▶ [AIM OF THE EXERCISE]: Omit every picture, then give all the entries again exactly.

Stored data entries:

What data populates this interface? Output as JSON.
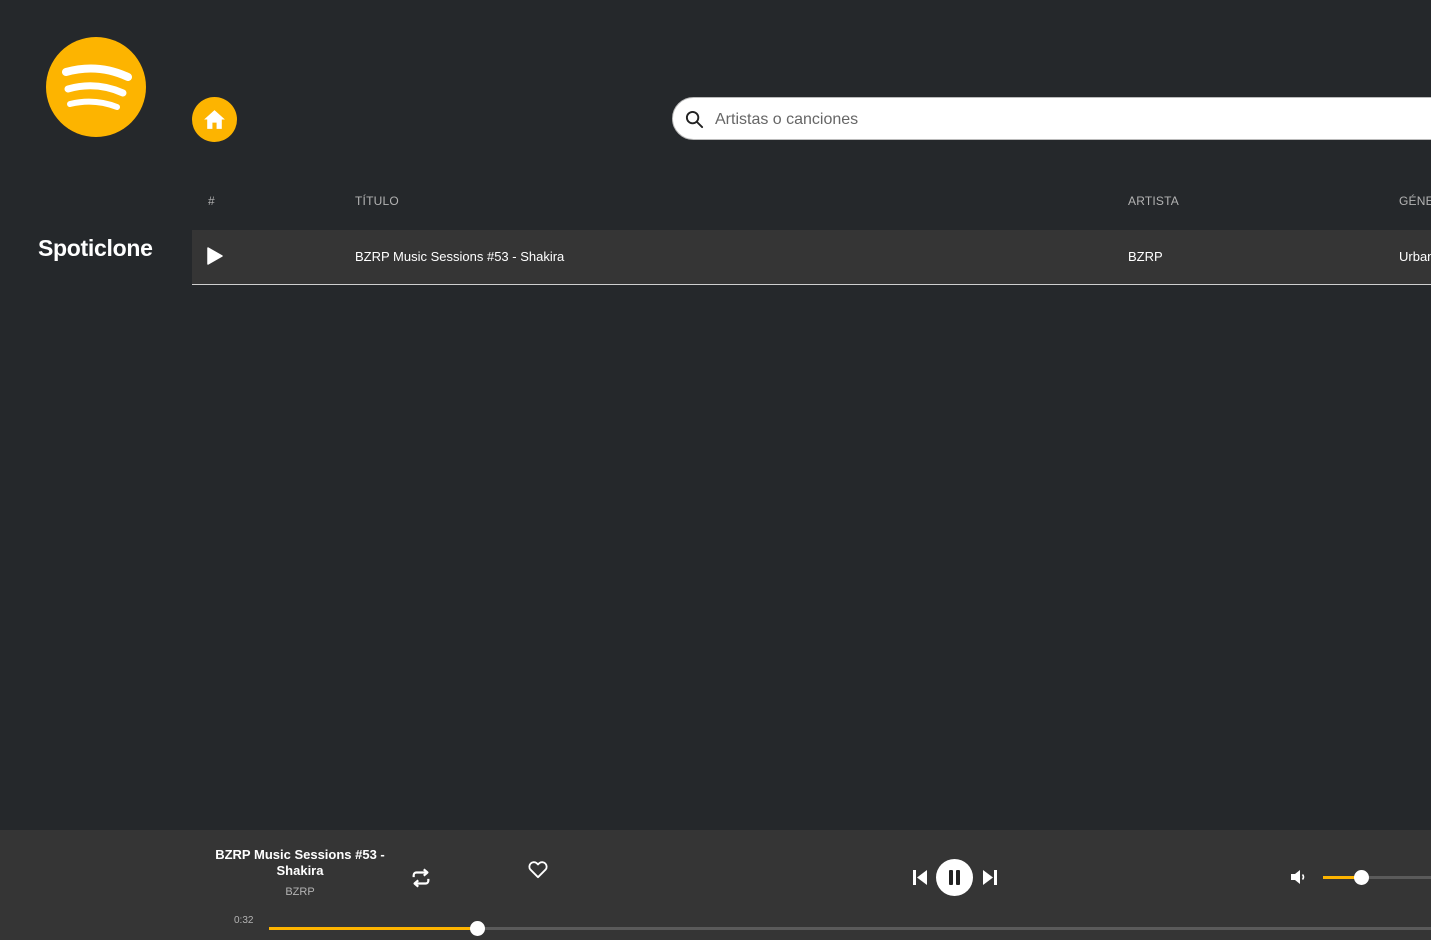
{
  "app": {
    "name": "Spoticlone",
    "accent_color": "#fdb400",
    "logo_icon": "spotify-logo-icon",
    "home_icon": "home-icon"
  },
  "search": {
    "placeholder": "Artistas o canciones",
    "value": ""
  },
  "table": {
    "headers": [
      "#",
      "TÍTULO",
      "ARTISTA",
      "GÉNERO"
    ],
    "rows": [
      {
        "index_icon": "play-icon",
        "title": "BZRP Music Sessions #53 - Shakira",
        "artist": "BZRP",
        "genre": "Urbano"
      }
    ]
  },
  "player": {
    "track_title": "BZRP Music Sessions #53 - Shakira",
    "track_artist": "BZRP",
    "elapsed": "0:32",
    "progress_fraction": 0.178,
    "volume_fraction": 0.32,
    "state": "playing",
    "icons": [
      "repeat-icon",
      "heart-icon",
      "previous-icon",
      "pause-icon",
      "next-icon",
      "volume-icon"
    ]
  }
}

▶ [SOLUTION]:
What data populates this interface? Output as JSON.
{
  "app": {
    "name": "Spoticlone",
    "accent_color": "#fdb400",
    "logo_icon": "spotify-logo-icon",
    "home_icon": "home-icon"
  },
  "search": {
    "placeholder": "Artistas o canciones",
    "value": ""
  },
  "table": {
    "headers": [
      "#",
      "TÍTULO",
      "ARTISTA",
      "GÉNERO"
    ],
    "rows": [
      {
        "index_icon": "play-icon",
        "title": "BZRP Music Sessions #53 - Shakira",
        "artist": "BZRP",
        "genre": "Urbano"
      }
    ]
  },
  "player": {
    "track_title": "BZRP Music Sessions #53 - Shakira",
    "track_artist": "BZRP",
    "elapsed": "0:32",
    "progress_fraction": 0.178,
    "volume_fraction": 0.32,
    "state": "playing",
    "icons": [
      "repeat-icon",
      "heart-icon",
      "previous-icon",
      "pause-icon",
      "next-icon",
      "volume-icon"
    ]
  }
}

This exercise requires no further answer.